[Collected data]
-- Begin --
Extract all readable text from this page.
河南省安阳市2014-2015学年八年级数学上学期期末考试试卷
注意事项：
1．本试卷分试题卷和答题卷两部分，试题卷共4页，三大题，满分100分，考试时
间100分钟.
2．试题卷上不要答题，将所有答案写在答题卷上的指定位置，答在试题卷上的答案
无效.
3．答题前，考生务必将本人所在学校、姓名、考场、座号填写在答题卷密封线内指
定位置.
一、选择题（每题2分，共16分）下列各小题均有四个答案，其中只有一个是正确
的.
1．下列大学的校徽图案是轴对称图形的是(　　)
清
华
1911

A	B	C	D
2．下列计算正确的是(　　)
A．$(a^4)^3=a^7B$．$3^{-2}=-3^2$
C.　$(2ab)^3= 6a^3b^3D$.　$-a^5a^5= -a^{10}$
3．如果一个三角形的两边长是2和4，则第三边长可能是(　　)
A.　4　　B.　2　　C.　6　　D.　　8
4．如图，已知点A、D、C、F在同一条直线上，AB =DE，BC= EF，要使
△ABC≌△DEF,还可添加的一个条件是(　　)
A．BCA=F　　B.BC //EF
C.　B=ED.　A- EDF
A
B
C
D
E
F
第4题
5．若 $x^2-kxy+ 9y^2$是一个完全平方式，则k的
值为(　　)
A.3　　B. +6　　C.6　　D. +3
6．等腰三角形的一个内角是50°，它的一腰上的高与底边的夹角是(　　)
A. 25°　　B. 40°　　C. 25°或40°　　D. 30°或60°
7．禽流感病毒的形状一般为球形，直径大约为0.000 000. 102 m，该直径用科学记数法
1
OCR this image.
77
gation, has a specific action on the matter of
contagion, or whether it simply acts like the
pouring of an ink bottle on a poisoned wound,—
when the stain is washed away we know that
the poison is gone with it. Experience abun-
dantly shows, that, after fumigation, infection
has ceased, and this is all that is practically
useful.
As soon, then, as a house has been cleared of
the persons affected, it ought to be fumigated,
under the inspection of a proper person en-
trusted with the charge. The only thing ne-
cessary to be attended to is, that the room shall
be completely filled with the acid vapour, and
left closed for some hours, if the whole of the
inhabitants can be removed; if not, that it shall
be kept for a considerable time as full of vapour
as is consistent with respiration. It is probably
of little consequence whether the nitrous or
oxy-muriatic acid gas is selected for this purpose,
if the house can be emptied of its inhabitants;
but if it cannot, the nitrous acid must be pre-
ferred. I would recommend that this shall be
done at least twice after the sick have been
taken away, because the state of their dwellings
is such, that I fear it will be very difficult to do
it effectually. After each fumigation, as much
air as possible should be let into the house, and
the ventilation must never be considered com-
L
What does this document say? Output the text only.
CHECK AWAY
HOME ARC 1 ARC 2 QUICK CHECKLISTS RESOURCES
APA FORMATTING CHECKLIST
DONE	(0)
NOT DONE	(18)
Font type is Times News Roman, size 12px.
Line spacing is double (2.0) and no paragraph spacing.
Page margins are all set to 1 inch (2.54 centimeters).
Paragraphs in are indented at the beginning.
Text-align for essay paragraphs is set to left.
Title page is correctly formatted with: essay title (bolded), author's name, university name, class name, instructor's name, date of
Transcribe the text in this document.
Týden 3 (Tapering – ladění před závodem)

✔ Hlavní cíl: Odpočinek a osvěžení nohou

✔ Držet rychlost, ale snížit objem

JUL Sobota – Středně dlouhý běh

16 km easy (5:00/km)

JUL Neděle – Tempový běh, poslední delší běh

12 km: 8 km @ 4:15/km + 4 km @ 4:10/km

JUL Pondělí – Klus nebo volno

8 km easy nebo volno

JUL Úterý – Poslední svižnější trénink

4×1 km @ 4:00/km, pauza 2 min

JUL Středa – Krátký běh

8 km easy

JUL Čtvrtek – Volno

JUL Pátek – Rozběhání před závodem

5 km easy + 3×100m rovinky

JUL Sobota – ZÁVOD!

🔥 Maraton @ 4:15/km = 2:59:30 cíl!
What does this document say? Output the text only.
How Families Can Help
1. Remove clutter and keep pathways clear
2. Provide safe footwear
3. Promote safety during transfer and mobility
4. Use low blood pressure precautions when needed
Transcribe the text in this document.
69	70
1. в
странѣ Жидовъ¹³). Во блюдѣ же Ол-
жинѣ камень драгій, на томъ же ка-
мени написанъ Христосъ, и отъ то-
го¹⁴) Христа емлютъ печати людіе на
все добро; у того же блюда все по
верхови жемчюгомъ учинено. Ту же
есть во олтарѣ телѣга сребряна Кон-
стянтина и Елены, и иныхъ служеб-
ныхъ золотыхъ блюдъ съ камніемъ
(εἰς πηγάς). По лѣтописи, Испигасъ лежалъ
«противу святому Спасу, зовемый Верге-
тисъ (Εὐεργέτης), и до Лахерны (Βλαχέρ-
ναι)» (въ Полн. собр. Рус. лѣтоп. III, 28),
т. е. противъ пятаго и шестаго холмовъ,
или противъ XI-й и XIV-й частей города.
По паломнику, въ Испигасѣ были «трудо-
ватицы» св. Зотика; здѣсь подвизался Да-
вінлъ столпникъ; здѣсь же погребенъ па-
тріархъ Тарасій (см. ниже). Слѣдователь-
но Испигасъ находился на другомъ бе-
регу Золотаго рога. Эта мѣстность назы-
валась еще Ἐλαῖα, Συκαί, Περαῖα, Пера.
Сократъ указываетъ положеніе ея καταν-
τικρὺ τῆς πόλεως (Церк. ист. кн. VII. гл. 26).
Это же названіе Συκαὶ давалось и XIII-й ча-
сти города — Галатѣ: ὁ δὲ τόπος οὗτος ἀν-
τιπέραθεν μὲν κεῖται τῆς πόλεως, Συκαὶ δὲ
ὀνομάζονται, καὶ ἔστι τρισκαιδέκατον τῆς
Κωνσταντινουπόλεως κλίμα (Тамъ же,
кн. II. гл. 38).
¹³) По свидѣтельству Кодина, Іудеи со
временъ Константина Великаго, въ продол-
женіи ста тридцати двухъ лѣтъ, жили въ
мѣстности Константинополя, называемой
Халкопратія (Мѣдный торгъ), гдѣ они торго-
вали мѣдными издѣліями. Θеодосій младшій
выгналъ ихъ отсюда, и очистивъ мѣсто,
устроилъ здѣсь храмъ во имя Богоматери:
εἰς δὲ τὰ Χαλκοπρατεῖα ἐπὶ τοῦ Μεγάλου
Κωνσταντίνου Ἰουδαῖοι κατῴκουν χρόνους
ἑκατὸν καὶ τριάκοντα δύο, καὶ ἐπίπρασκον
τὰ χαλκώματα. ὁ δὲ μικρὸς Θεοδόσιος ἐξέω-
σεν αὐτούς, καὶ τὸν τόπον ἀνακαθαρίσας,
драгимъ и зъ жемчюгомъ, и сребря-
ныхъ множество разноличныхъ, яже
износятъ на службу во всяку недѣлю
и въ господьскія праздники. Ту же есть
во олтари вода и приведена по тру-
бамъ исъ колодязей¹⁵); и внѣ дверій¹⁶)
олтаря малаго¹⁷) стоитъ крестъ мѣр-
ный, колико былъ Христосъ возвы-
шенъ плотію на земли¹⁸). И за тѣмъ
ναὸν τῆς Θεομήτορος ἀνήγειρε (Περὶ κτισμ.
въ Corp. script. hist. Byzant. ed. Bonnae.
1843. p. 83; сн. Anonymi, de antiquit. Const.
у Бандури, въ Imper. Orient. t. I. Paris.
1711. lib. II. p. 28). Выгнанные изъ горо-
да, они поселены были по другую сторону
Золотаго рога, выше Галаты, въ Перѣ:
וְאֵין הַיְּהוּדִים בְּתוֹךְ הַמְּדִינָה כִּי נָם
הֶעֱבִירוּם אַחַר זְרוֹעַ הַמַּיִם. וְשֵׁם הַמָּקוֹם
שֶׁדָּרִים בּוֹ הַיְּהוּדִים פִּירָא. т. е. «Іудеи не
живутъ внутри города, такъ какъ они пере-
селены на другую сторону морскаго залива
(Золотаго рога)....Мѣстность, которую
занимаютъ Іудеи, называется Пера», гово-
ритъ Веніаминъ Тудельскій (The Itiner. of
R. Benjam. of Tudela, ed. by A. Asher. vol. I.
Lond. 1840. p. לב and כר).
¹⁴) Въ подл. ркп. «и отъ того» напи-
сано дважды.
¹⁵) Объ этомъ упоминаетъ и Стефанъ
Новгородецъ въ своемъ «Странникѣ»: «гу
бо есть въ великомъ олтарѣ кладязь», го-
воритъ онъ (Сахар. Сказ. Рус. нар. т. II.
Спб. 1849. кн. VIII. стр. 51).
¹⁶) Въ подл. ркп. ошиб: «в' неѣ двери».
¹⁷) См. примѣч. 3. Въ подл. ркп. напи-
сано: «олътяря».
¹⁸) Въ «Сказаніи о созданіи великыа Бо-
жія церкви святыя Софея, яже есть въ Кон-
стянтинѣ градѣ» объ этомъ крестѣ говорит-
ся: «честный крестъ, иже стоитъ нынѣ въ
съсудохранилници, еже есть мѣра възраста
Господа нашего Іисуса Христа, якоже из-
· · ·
-- End --
### REQUIREMENTS:
Copy each line of the listing that holds the word "рога".

### RESPONSE TO THIS EXERCISE:
регу Золотаго рога. Эта мѣстность назы-
Золотаго рога, выше Галаты, въ Перѣ:
(Золотаго рога)....Мѣстность, которую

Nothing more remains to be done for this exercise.